• _WHAT YOU ARE ASKED TO DO_: Identify all lines in the data containing the string "frac". Copy them out.
::::
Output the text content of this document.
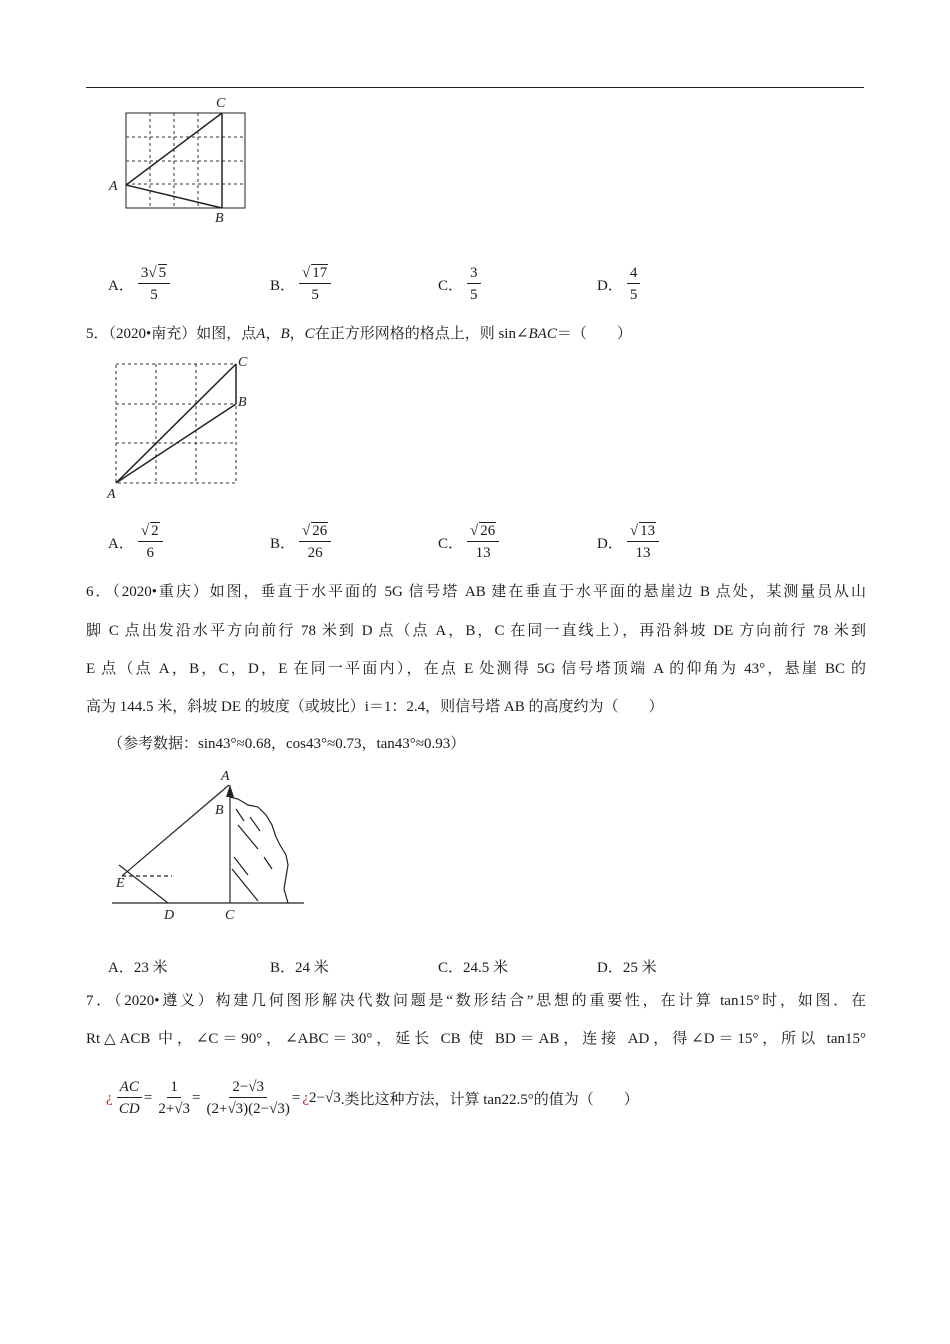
C
A
B
A． $\frac{3√ 5}{5}$	B． $\frac{√ 17}{5}$	C． $\frac{3}{5}$	D． $\frac{4}{5}$
5．（2020•南充）如图，点A，B，C在正方形网格的格点上，则 sin∠BAC＝（　　）
C
B
A
A． $\frac{√ 2}{6}$	B． $\frac{√ 26}{26}$	C． $\frac{√ 26}{13}$	D． $\frac{√ 13}{13}$
6．（2020•重庆）如图，垂直于水平面的 5G 信号塔 AB 建在垂直于水平面的悬崖边 B 点处，某测量员从山
脚 C 点出发沿水平方向前行 78 米到 D 点（点 A，B，C 在同一直线上），再沿斜坡 DE 方向前行 78 米到
E 点（点 A，B，C，D，E 在同一平面内），在点 E 处测得 5G 信号塔顶端 A 的仰角为 43°，悬崖 BC 的
高为 144.5 米，斜坡 DE 的坡度（或坡比）i＝1：2.4，则信号塔 AB 的高度约为（　　）
（参考数据：sin43°≈0.68，cos43°≈0.73，tan43°≈0.93）
A
B
E
D	C
A． 23 米	B． 24 米	C． 24.5 米	D． 25 米
7．（2020•遵义）构建几何图形解决代数问题是“数形结合”思想的重要性，在计算 tan15°时，如图．在
Rt△ACB 中，∠C＝90°，∠ABC＝30°，延长 CB 使 BD＝AB，连接 AD，得∠D＝15°，所以 tan15°
¿ $\frac{AC}{CD} = \frac{1}{2+√3} = \frac{2-√3}{(2+√3)(2-√3)}$ = ¿ 2−√3 .类比这种方法，计算 tan22.5°的值为（　　）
::::
• _RESPONSE_:
A． $\frac{3√ 5}{5}$	B． $\frac{√ 17}{5}$	C． $\frac{3}{5}$	D． $\frac{4}{5}$
A． $\frac{√ 2}{6}$	B． $\frac{√ 26}{26}$	C． $\frac{√ 26}{13}$	D． $\frac{√ 13}{13}$
¿ $\frac{AC}{CD} = \frac{1}{2+√3} = \frac{2-√3}{(2+√3)(2-√3)}$ = ¿ 2−√3 .类比这种方法，计算 tan22.5°的值为（　　）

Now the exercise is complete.